**Task directions**
Please write out the material that follows, exactly as it stands.

**The records**
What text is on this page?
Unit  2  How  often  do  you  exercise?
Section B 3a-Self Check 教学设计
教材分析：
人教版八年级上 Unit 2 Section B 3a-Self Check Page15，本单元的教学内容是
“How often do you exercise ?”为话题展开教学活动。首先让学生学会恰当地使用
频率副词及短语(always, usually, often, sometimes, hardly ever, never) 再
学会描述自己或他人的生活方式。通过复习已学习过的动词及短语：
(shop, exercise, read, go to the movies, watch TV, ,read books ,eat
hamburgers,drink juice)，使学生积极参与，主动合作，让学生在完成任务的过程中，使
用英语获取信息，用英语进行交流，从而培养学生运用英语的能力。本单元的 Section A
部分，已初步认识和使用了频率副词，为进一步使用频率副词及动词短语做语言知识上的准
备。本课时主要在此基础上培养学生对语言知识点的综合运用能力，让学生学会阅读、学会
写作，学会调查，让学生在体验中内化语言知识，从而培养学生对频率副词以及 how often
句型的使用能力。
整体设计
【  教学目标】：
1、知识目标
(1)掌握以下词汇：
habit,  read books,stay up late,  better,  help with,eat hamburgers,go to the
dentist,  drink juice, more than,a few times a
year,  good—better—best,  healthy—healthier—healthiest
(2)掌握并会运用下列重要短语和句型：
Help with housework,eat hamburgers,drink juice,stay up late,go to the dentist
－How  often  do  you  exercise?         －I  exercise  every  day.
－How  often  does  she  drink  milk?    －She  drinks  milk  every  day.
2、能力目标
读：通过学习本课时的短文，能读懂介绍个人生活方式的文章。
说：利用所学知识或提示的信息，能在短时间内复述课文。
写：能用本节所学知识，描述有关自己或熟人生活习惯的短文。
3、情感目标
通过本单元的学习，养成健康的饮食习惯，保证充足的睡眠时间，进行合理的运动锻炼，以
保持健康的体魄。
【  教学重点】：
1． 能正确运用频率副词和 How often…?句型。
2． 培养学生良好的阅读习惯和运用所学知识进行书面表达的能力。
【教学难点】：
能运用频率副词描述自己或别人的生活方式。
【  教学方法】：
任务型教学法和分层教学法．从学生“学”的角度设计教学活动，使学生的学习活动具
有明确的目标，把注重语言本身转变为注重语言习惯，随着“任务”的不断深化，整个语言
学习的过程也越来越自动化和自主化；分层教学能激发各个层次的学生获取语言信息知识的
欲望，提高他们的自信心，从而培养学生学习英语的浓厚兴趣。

**Result of this exercise**
What text is on this page?
Unit  2  How  often  do  you  exercise?
Section B 3a-Self Check 教学设计
教材分析：
人教版八年级上 Unit 2 Section B 3a-Self Check Page15，本单元的教学内容是
“How often do you exercise ?”为话题展开教学活动。首先让学生学会恰当地使用
频率副词及短语(always, usually, often, sometimes, hardly ever, never) 再
学会描述自己或他人的生活方式。通过复习已学习过的动词及短语：
(shop, exercise, read, go to the movies, watch TV, ,read books ,eat
hamburgers,drink juice)，使学生积极参与，主动合作，让学生在完成任务的过程中，使
用英语获取信息，用英语进行交流，从而培养学生运用英语的能力。本单元的 Section A
部分，已初步认识和使用了频率副词，为进一步使用频率副词及动词短语做语言知识上的准
备。本课时主要在此基础上培养学生对语言知识点的综合运用能力，让学生学会阅读、学会
写作，学会调查，让学生在体验中内化语言知识，从而培养学生对频率副词以及 how often
句型的使用能力。
整体设计
【  教学目标】：
1、知识目标
(1)掌握以下词汇：
habit,  read books,stay up late,  better,  help with,eat hamburgers,go to the
dentist,  drink juice, more than,a few times a
year,  good—better—best,  healthy—healthier—healthiest
(2)掌握并会运用下列重要短语和句型：
Help with housework,eat hamburgers,drink juice,stay up late,go to the dentist
－How  often  do  you  exercise?         －I  exercise  every  day.
－How  often  does  she  drink  milk?    －She  drinks  milk  every  day.
2、能力目标
读：通过学习本课时的短文，能读懂介绍个人生活方式的文章。
说：利用所学知识或提示的信息，能在短时间内复述课文。
写：能用本节所学知识，描述有关自己或熟人生活习惯的短文。
3、情感目标
通过本单元的学习，养成健康的饮食习惯，保证充足的睡眠时间，进行合理的运动锻炼，以
保持健康的体魄。
【  教学重点】：
1． 能正确运用频率副词和 How often…?句型。
2． 培养学生良好的阅读习惯和运用所学知识进行书面表达的能力。
【教学难点】：
能运用频率副词描述自己或别人的生活方式。
【  教学方法】：
任务型教学法和分层教学法．从学生“学”的角度设计教学活动，使学生的学习活动具
有明确的目标，把注重语言本身转变为注重语言习惯，随着“任务”的不断深化，整个语言
学习的过程也越来越自动化和自主化；分层教学能激发各个层次的学生获取语言信息知识的
欲望，提高他们的自信心，从而培养学生学习英语的浓厚兴趣。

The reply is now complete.